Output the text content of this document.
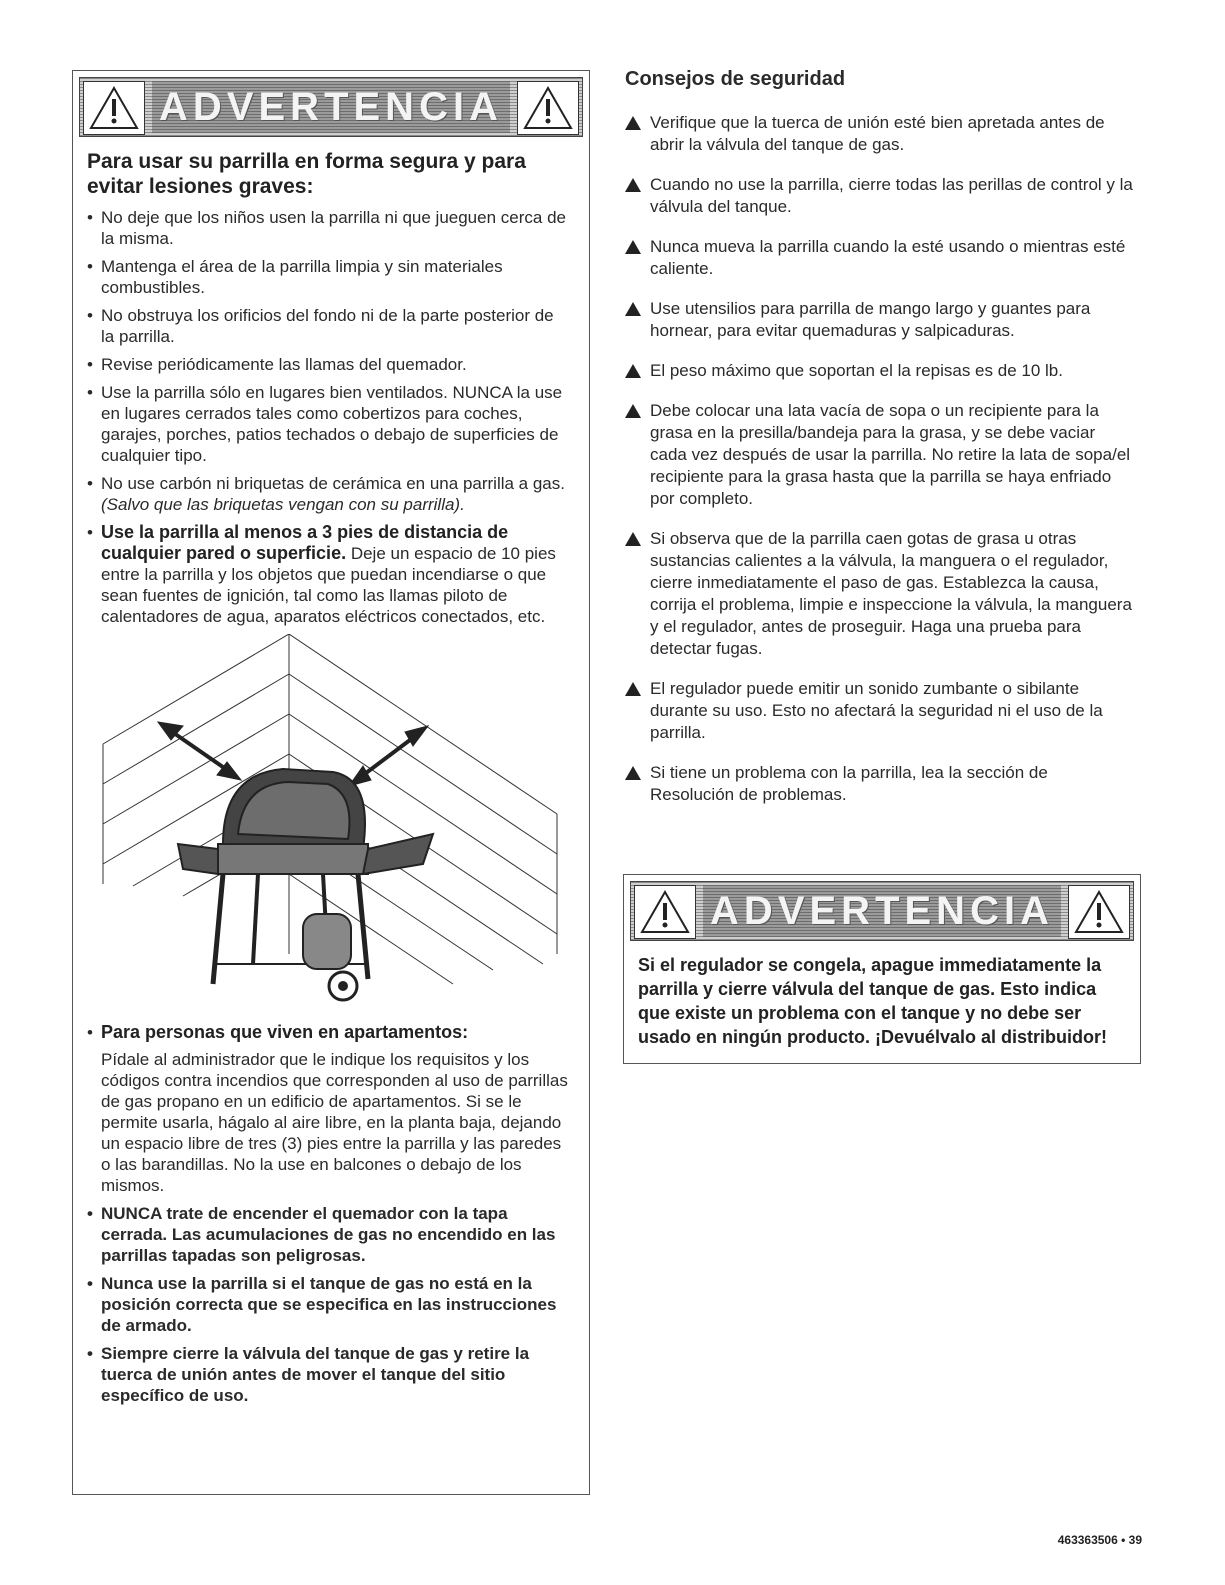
ADVERTENCIA
Para usar su parrilla en forma segura y para evitar lesiones graves:
• No deje que los niños usen la parrilla ni que jueguen cerca de la misma.
• Mantenga el área de la parrilla limpia y sin materiales combustibles.
• No obstruya los orificios del fondo ni de la parte posterior de la parrilla.
• Revise periódicamente las llamas del quemador.
• Use la parrilla sólo en lugares bien ventilados. NUNCA la use en lugares cerrados tales como cobertizos para coches, garajes, porches, patios techados o debajo de superficies de cualquier tipo.
• No use carbón ni briquetas de cerámica en una parrilla a gas. (Salvo que las briquetas vengan con su parrilla).
• Use la parrilla al menos a 3 pies de distancia de cualquier pared o superficie. Deje un espacio de 10 pies entre la parrilla y los objetos que puedan incendiarse o que sean fuentes de ignición, tal como las llamas piloto de calentadores de agua, aparatos eléctricos conectados, etc.
• Para personas que viven en apartamentos:
Pídale al administrador que le indique los requisitos y los códigos contra incendios que corresponden al uso de parrillas de gas propano en un edificio de apartamentos. Si se le permite usarla, hágalo al aire libre, en la planta baja, dejando un espacio libre de tres (3) pies entre la parrilla y las paredes o las barandillas. No la use en balcones o debajo de los mismos.
• NUNCA trate de encender el quemador con la tapa cerrada. Las acumulaciones de gas no encendido en las parrillas tapadas son peligrosas.
• Nunca use la parrilla si el tanque de gas no está en la posición correcta que se especifica en las instrucciones de armado.
• Siempre cierre la válvula del tanque de gas y retire la tuerca de unión antes de mover el tanque del sitio específico de uso.
Consejos de seguridad
Verifique que la tuerca de unión esté bien apretada antes de abrir la válvula del tanque de gas.
Cuando no use la parrilla, cierre todas las perillas de control y la válvula del tanque.
Nunca mueva la parrilla cuando la esté usando o mientras esté caliente.
Use utensilios para parrilla de mango largo y guantes para hornear, para evitar quemaduras y salpicaduras.
El peso máximo que soportan el la repisas es de 10 lb.
Debe colocar una lata vacía de sopa o un recipiente para la grasa en la presilla/bandeja para la grasa, y se debe vaciar cada vez después de usar la parrilla. No retire la lata de sopa/el recipiente para la grasa hasta que la parrilla se haya enfriado por completo.
Si observa que de la parrilla caen gotas de grasa u otras sustancias calientes a la válvula, la manguera o el regulador, cierre inmediatamente el paso de gas. Establezca la causa, corrija el problema, limpie e inspeccione la válvula, la manguera y el regulador, antes de proseguir. Haga una prueba para detectar fugas.
El regulador puede emitir un sonido zumbante o sibilante durante su uso. Esto no afectará la seguridad ni el uso de la parrilla.
Si tiene un problema con la parrilla, lea la sección de Resolución de problemas.
ADVERTENCIA
Si el regulador se congela, apague immediatamente la parrilla y cierre válvula del tanque de gas. Esto indica que existe un problema con el tanque y no debe ser usado en ningún producto. ¡Devuélvalo al distribuidor!
463363506 • 39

● ● ● ●

[GOAL] Which lines in the records above contain the string "Esto"? Copy each one.

[PROBLEM SOLUTION]
El regulador puede emitir un sonido zumbante o sibilante durante su uso. Esto no afectará la seguridad ni el uso de la parrilla.
Si el regulador se congela, apague immediatamente la parrilla y cierre válvula del tanque de gas. Esto indica que existe un problema con el tanque y no debe ser usado en ningún producto. ¡Devuélvalo al distribuidor!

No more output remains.